⟨

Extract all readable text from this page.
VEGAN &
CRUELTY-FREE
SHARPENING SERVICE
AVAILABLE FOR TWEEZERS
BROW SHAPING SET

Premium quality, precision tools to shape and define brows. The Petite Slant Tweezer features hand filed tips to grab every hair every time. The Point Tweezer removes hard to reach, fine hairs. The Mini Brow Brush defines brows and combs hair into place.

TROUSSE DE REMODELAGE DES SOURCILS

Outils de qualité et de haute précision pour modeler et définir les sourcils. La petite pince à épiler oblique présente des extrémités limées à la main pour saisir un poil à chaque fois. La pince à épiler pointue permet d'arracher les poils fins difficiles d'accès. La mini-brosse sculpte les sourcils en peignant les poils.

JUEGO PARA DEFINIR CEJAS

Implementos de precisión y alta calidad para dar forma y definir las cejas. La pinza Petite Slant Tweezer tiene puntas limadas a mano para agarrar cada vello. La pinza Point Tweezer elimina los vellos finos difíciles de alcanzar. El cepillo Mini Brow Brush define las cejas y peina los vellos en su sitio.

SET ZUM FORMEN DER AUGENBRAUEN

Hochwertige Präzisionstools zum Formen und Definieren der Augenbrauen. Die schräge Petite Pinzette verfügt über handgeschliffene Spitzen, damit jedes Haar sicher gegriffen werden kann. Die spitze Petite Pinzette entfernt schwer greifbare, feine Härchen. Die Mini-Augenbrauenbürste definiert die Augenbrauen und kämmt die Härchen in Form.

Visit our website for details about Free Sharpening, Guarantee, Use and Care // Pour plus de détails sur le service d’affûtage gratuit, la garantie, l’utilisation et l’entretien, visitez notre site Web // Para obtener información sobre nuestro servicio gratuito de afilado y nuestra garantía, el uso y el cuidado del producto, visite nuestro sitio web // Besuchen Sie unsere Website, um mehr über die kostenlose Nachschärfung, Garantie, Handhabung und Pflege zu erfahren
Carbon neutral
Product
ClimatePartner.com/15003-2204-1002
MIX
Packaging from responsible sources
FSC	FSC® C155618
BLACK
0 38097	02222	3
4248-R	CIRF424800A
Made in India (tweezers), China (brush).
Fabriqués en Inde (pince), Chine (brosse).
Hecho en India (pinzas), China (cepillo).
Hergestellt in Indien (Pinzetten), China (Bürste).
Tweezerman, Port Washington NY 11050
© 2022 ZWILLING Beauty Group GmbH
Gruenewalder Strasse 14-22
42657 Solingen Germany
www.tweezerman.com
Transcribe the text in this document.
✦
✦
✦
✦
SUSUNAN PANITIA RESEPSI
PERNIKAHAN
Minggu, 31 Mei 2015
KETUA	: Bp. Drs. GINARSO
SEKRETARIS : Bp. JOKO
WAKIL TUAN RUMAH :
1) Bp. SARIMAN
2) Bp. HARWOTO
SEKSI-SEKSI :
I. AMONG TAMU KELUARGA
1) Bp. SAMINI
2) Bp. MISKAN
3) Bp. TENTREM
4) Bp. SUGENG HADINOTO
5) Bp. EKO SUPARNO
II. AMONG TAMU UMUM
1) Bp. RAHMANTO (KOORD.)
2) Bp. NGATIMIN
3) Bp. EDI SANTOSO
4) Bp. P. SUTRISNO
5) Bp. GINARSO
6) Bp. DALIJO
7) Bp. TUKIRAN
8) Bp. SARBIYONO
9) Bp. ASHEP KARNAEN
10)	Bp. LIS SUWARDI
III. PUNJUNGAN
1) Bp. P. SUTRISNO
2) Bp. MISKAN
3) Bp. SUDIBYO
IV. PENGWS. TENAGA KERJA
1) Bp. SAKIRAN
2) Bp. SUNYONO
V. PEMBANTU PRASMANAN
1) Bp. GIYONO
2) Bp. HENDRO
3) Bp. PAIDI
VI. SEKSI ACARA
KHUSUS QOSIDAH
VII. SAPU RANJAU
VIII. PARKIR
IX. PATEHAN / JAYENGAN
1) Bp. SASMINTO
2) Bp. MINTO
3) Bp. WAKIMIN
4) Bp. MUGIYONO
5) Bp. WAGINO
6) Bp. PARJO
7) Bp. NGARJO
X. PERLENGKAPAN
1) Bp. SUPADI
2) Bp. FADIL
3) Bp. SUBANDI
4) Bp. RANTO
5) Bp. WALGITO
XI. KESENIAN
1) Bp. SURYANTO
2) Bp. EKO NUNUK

⟩

OBJECTIVE:
Write out all of the records once more, exactly.

SOLVED PROBLEM:
Extract all readable text from this page.
VEGAN &
CRUELTY-FREE
SHARPENING SERVICE
AVAILABLE FOR TWEEZERS
BROW SHAPING SET

Premium quality, precision tools to shape and define brows. The Petite Slant Tweezer features hand filed tips to grab every hair every time. The Point Tweezer removes hard to reach, fine hairs. The Mini Brow Brush defines brows and combs hair into place.

TROUSSE DE REMODELAGE DES SOURCILS

Outils de qualité et de haute précision pour modeler et définir les sourcils. La petite pince à épiler oblique présente des extrémités limées à la main pour saisir un poil à chaque fois. La pince à épiler pointue permet d'arracher les poils fins difficiles d'accès. La mini-brosse sculpte les sourcils en peignant les poils.

JUEGO PARA DEFINIR CEJAS

Implementos de precisión y alta calidad para dar forma y definir las cejas. La pinza Petite Slant Tweezer tiene puntas limadas a mano para agarrar cada vello. La pinza Point Tweezer elimina los vellos finos difíciles de alcanzar. El cepillo Mini Brow Brush define las cejas y peina los vellos en su sitio.

SET ZUM FORMEN DER AUGENBRAUEN

Hochwertige Präzisionstools zum Formen und Definieren der Augenbrauen. Die schräge Petite Pinzette verfügt über handgeschliffene Spitzen, damit jedes Haar sicher gegriffen werden kann. Die spitze Petite Pinzette entfernt schwer greifbare, feine Härchen. Die Mini-Augenbrauenbürste definiert die Augenbrauen und kämmt die Härchen in Form.

Visit our website for details about Free Sharpening, Guarantee, Use and Care // Pour plus de détails sur le service d’affûtage gratuit, la garantie, l’utilisation et l’entretien, visitez notre site Web // Para obtener información sobre nuestro servicio gratuito de afilado y nuestra garantía, el uso y el cuidado del producto, visite nuestro sitio web // Besuchen Sie unsere Website, um mehr über die kostenlose Nachschärfung, Garantie, Handhabung und Pflege zu erfahren
Carbon neutral
Product
ClimatePartner.com/15003-2204-1002
MIX
Packaging from responsible sources
FSC	FSC® C155618
BLACK
0 38097	02222	3
4248-R	CIRF424800A
Made in India (tweezers), China (brush).
Fabriqués en Inde (pince), Chine (brosse).
Hecho en India (pinzas), China (cepillo).
Hergestellt in Indien (Pinzetten), China (Bürste).
Tweezerman, Port Washington NY 11050
© 2022 ZWILLING Beauty Group GmbH
Gruenewalder Strasse 14-22
42657 Solingen Germany
www.tweezerman.com
Transcribe the text in this document.
✦
✦
✦
✦
SUSUNAN PANITIA RESEPSI
PERNIKAHAN
Minggu, 31 Mei 2015
KETUA	: Bp. Drs. GINARSO
SEKRETARIS : Bp. JOKO
WAKIL TUAN RUMAH :
1) Bp. SARIMAN
2) Bp. HARWOTO
SEKSI-SEKSI :
I. AMONG TAMU KELUARGA
1) Bp. SAMINI
2) Bp. MISKAN
3) Bp. TENTREM
4) Bp. SUGENG HADINOTO
5) Bp. EKO SUPARNO
II. AMONG TAMU UMUM
1) Bp. RAHMANTO (KOORD.)
2) Bp. NGATIMIN
3) Bp. EDI SANTOSO
4) Bp. P. SUTRISNO
5) Bp. GINARSO
6) Bp. DALIJO
7) Bp. TUKIRAN
8) Bp. SARBIYONO
9) Bp. ASHEP KARNAEN
10)	Bp. LIS SUWARDI
III. PUNJUNGAN
1) Bp. P. SUTRISNO
2) Bp. MISKAN
3) Bp. SUDIBYO
IV. PENGWS. TENAGA KERJA
1) Bp. SAKIRAN
2) Bp. SUNYONO
V. PEMBANTU PRASMANAN
1) Bp. GIYONO
2) Bp. HENDRO
3) Bp. PAIDI
VI. SEKSI ACARA
KHUSUS QOSIDAH
VII. SAPU RANJAU
VIII. PARKIR
IX. PATEHAN / JAYENGAN
1) Bp. SASMINTO
2) Bp. MINTO
3) Bp. WAKIMIN
4) Bp. MUGIYONO
5) Bp. WAGINO
6) Bp. PARJO
7) Bp. NGARJO
X. PERLENGKAPAN
1) Bp. SUPADI
2) Bp. FADIL
3) Bp. SUBANDI
4) Bp. RANTO
5) Bp. WALGITO
XI. KESENIAN
1) Bp. SURYANTO
2) Bp. EKO NUNUK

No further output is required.